%%

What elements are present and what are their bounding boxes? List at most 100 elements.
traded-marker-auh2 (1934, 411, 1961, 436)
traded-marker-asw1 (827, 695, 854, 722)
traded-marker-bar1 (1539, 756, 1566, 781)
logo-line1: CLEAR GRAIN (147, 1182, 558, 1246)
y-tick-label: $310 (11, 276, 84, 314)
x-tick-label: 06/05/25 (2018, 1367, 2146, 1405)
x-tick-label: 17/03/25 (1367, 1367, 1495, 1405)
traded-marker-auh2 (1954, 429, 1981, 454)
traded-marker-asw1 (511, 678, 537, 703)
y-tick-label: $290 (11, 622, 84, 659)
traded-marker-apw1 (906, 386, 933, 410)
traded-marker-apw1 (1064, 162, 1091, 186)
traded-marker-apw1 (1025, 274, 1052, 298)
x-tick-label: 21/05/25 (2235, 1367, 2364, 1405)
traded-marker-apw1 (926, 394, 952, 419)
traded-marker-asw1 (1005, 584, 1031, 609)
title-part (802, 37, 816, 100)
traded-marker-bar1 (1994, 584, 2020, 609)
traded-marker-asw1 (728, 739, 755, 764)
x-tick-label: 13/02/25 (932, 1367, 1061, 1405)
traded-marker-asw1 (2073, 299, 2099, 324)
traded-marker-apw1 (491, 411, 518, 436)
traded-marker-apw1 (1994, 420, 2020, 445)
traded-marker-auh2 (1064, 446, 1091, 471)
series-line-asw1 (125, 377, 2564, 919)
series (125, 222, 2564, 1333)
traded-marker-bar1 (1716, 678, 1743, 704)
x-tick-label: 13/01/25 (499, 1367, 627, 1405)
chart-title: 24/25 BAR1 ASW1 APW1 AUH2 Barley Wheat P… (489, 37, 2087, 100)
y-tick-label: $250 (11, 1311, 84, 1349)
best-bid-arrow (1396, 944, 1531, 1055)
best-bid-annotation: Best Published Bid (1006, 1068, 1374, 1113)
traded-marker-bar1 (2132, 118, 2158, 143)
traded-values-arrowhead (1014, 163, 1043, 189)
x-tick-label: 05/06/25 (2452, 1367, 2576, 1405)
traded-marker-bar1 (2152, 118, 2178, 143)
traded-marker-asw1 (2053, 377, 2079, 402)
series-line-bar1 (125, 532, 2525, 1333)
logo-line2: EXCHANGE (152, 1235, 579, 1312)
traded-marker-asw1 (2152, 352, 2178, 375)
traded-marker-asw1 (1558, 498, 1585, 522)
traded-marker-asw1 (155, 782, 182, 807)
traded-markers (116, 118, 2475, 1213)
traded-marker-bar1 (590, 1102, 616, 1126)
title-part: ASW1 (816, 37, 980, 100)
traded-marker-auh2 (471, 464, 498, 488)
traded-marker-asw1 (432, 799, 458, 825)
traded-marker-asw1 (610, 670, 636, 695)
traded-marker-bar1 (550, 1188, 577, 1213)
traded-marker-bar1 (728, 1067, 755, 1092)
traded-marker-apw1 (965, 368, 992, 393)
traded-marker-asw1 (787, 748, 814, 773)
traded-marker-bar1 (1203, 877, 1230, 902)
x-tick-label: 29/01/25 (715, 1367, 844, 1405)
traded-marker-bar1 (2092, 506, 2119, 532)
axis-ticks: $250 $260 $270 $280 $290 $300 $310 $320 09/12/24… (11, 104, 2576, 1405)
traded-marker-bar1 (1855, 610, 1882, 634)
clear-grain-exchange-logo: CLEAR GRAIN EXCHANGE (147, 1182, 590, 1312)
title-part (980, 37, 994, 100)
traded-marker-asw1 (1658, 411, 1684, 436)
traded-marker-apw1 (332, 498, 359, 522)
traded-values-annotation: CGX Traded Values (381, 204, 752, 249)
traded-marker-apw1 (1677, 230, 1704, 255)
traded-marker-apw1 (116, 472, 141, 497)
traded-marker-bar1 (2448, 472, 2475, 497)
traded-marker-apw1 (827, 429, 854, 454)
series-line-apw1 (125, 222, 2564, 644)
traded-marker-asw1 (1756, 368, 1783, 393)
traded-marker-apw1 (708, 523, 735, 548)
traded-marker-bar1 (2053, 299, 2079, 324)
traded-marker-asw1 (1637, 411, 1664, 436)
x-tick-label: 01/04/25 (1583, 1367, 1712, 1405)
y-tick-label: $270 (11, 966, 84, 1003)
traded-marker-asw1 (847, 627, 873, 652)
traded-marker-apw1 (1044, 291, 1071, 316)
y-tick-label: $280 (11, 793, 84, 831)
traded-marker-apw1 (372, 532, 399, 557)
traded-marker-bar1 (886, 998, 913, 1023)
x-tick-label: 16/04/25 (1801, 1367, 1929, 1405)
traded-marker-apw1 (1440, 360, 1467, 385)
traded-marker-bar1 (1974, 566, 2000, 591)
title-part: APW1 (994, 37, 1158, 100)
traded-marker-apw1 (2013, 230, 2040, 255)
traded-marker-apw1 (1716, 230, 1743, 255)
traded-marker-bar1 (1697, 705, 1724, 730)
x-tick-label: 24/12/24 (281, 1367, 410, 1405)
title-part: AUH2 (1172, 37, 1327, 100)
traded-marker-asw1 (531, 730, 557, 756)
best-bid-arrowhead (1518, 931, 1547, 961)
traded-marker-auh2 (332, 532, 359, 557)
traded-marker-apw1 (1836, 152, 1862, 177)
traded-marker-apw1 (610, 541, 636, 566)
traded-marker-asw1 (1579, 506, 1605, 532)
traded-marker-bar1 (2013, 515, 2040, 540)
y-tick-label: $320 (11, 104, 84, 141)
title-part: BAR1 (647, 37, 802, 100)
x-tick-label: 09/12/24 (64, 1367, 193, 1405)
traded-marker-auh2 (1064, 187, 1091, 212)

%%

--- Exercise prompt ---
Lay out all the lines above as a numbered list, leaving out any blank lines.

--- Solved exercise ---
1. What elements are present and what are their bounding boxes? List at most 100 elements.
2. traded-marker-auh2 (1934, 411, 1961, 436)
3. traded-marker-asw1 (827, 695, 854, 722)
4. traded-marker-bar1 (1539, 756, 1566, 781)
5. logo-line1: CLEAR GRAIN (147, 1182, 558, 1246)
6. y-tick-label: $310 (11, 276, 84, 314)
7. x-tick-label: 06/05/25 (2018, 1367, 2146, 1405)
8. x-tick-label: 17/03/25 (1367, 1367, 1495, 1405)
9. traded-marker-auh2 (1954, 429, 1981, 454)
10. traded-marker-asw1 (511, 678, 537, 703)
11. y-tick-label: $290 (11, 622, 84, 659)
12. traded-marker-apw1 (906, 386, 933, 410)
13. traded-marker-apw1 (1064, 162, 1091, 186)
14. traded-marker-apw1 (1025, 274, 1052, 298)
15. x-tick-label: 21/05/25 (2235, 1367, 2364, 1405)
16. traded-marker-apw1 (926, 394, 952, 419)
17. traded-marker-asw1 (1005, 584, 1031, 609)
18. title-part (802, 37, 816, 100)
19. traded-marker-bar1 (1994, 584, 2020, 609)
20. traded-marker-asw1 (728, 739, 755, 764)
21. x-tick-label: 13/02/25 (932, 1367, 1061, 1405)
22. traded-marker-asw1 (2073, 299, 2099, 324)
23. traded-marker-apw1 (491, 411, 518, 436)
24. traded-marker-apw1 (1994, 420, 2020, 445)
25. traded-marker-auh2 (1064, 446, 1091, 471)
26. series-line-asw1 (125, 377, 2564, 919)
27. series (125, 222, 2564, 1333)
28. traded-marker-bar1 (1716, 678, 1743, 704)
29. x-tick-label: 13/01/25 (499, 1367, 627, 1405)
30. chart-title: 24/25 BAR1 ASW1 APW1 AUH2 Barley Wheat P… (489, 37, 2087, 100)
31. y-tick-label: $250 (11, 1311, 84, 1349)
32. best-bid-arrow (1396, 944, 1531, 1055)
33. best-bid-annotation: Best Published Bid (1006, 1068, 1374, 1113)
34. traded-marker-bar1 (2132, 118, 2158, 143)
35. traded-values-arrowhead (1014, 163, 1043, 189)
36. x-tick-label: 05/06/25 (2452, 1367, 2576, 1405)
37. traded-marker-bar1 (2152, 118, 2178, 143)
38. traded-marker-asw1 (2053, 377, 2079, 402)
39. series-line-bar1 (125, 532, 2525, 1333)
40. logo-line2: EXCHANGE (152, 1235, 579, 1312)
41. traded-marker-asw1 (2152, 352, 2178, 375)
42. traded-marker-asw1 (1558, 498, 1585, 522)
43. traded-marker-asw1 (155, 782, 182, 807)
44. traded-markers (116, 118, 2475, 1213)
45. traded-marker-bar1 (590, 1102, 616, 1126)
46. title-part: ASW1 (816, 37, 980, 100)
47. traded-marker-auh2 (471, 464, 498, 488)
48. traded-marker-asw1 (432, 799, 458, 825)
49. traded-marker-asw1 (610, 670, 636, 695)
50. traded-marker-bar1 (550, 1188, 577, 1213)
51. traded-marker-bar1 (728, 1067, 755, 1092)
52. traded-marker-apw1 (965, 368, 992, 393)
53. traded-marker-asw1 (787, 748, 814, 773)
54. traded-marker-bar1 (1203, 877, 1230, 902)
55. x-tick-label: 29/01/25 (715, 1367, 844, 1405)
56. traded-marker-bar1 (2092, 506, 2119, 532)
57. axis-ticks: $250 $260 $270 $280 $290 $300 $310 $320 09/12/24… (11, 104, 2576, 1405)
58. traded-marker-bar1 (1855, 610, 1882, 634)
59. clear-grain-exchange-logo: CLEAR GRAIN EXCHANGE (147, 1182, 590, 1312)
60. title-part (980, 37, 994, 100)
61. traded-marker-asw1 (1658, 411, 1684, 436)
62. traded-marker-apw1 (332, 498, 359, 522)
63. traded-values-annotation: CGX Traded Values (381, 204, 752, 249)
64. traded-marker-apw1 (1677, 230, 1704, 255)
65. traded-marker-apw1 (116, 472, 141, 497)
66. traded-marker-bar1 (2448, 472, 2475, 497)
67. traded-marker-apw1 (827, 429, 854, 454)
68. series-line-apw1 (125, 222, 2564, 644)
69. traded-marker-asw1 (1756, 368, 1783, 393)
70. traded-marker-apw1 (708, 523, 735, 548)
71. traded-marker-bar1 (2053, 299, 2079, 324)
72. traded-marker-asw1 (1637, 411, 1664, 436)
73. x-tick-label: 01/04/25 (1583, 1367, 1712, 1405)
74. y-tick-label: $270 (11, 966, 84, 1003)
75. traded-marker-asw1 (847, 627, 873, 652)
76. traded-marker-apw1 (1044, 291, 1071, 316)
77. y-tick-label: $280 (11, 793, 84, 831)
78. traded-marker-apw1 (372, 532, 399, 557)
79. traded-marker-bar1 (886, 998, 913, 1023)
80. x-tick-label: 16/04/25 (1801, 1367, 1929, 1405)
81. traded-marker-apw1 (1440, 360, 1467, 385)
82. traded-marker-bar1 (1974, 566, 2000, 591)
83. title-part: APW1 (994, 37, 1158, 100)
84. traded-marker-apw1 (2013, 230, 2040, 255)
85. traded-marker-apw1 (1716, 230, 1743, 255)
86. traded-marker-bar1 (1697, 705, 1724, 730)
87. x-tick-label: 24/12/24 (281, 1367, 410, 1405)
88. title-part: AUH2 (1172, 37, 1327, 100)
89. traded-marker-asw1 (531, 730, 557, 756)
90. best-bid-arrowhead (1518, 931, 1547, 961)
91. traded-marker-auh2 (332, 532, 359, 557)
92. traded-marker-apw1 (1836, 152, 1862, 177)
93. traded-marker-apw1 (610, 541, 636, 566)
94. traded-marker-asw1 (1579, 506, 1605, 532)
95. traded-marker-bar1 (2013, 515, 2040, 540)
96. y-tick-label: $320 (11, 104, 84, 141)
97. title-part: BAR1 (647, 37, 802, 100)
98. x-tick-label: 09/12/24 (64, 1367, 193, 1405)
99. traded-marker-auh2 (1064, 187, 1091, 212)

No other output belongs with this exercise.